→ **Problem to work on**
Find the lines of data that contain the string "Align", then list them.

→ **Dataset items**
───

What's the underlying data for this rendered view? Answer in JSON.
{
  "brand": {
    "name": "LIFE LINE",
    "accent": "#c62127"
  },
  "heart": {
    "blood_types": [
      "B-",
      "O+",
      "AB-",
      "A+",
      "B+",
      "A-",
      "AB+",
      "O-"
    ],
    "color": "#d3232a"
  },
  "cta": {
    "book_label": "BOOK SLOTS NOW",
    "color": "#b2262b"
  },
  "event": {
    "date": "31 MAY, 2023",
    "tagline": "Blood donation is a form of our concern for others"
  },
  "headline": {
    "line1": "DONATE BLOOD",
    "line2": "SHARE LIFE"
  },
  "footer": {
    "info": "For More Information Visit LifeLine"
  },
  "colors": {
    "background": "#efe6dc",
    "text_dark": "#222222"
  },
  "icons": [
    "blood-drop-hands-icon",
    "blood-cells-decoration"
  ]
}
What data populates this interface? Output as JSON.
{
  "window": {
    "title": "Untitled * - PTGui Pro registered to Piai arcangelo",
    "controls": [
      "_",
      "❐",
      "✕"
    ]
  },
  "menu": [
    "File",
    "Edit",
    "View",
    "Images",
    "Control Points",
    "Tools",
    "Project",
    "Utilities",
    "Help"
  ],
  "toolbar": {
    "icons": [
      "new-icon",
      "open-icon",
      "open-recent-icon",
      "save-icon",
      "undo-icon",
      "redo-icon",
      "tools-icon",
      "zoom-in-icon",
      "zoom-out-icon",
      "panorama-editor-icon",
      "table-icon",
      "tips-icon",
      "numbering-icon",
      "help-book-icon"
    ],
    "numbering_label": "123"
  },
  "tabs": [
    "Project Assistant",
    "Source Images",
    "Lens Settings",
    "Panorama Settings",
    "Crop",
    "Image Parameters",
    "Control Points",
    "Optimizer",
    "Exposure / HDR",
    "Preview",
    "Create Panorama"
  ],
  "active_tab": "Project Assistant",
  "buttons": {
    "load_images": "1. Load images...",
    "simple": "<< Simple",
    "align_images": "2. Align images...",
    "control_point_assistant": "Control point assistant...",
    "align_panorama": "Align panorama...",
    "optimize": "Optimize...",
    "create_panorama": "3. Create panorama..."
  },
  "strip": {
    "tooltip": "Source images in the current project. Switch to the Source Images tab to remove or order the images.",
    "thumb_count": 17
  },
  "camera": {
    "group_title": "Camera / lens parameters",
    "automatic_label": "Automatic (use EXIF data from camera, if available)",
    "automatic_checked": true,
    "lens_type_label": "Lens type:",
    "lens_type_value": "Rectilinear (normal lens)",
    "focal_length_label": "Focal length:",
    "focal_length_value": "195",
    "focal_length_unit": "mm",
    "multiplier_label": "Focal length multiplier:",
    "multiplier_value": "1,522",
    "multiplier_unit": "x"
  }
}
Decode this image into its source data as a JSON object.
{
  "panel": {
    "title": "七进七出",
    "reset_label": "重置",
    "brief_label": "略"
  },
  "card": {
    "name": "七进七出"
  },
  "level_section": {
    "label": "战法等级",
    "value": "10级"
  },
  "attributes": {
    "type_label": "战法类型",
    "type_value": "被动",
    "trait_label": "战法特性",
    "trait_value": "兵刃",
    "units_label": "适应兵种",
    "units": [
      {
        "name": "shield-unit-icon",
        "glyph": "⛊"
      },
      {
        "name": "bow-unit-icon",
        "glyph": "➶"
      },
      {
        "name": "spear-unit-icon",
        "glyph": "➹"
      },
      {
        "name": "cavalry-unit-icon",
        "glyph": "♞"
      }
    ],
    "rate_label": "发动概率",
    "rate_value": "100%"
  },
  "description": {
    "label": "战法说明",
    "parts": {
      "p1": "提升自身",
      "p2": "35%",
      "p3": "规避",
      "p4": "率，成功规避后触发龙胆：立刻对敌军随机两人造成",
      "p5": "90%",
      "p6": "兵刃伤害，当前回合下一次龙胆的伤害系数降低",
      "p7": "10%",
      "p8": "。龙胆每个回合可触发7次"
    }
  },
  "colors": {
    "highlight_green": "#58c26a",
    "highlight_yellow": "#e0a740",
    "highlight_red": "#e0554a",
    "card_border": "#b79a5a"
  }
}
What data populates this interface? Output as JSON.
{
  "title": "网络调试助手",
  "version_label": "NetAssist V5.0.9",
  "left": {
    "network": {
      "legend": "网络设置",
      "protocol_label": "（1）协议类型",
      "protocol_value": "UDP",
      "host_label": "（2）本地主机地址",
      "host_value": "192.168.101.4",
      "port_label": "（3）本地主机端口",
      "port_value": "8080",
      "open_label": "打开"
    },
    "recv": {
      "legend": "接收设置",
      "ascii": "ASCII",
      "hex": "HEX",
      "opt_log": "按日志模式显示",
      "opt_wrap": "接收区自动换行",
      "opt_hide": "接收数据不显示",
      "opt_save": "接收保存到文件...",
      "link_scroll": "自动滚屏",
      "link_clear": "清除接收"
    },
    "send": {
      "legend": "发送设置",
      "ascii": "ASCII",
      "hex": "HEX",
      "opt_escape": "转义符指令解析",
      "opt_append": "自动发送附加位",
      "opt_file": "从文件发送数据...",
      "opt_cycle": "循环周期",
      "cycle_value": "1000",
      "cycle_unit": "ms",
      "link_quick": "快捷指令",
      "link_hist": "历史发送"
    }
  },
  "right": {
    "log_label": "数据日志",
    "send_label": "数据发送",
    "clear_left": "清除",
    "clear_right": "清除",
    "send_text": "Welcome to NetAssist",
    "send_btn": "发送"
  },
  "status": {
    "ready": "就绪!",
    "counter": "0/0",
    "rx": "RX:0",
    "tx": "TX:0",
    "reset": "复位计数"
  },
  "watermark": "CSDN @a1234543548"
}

───

→ **Finished task**
    "align_images": "2. Align images...",
    "align_panorama": "Align panorama...",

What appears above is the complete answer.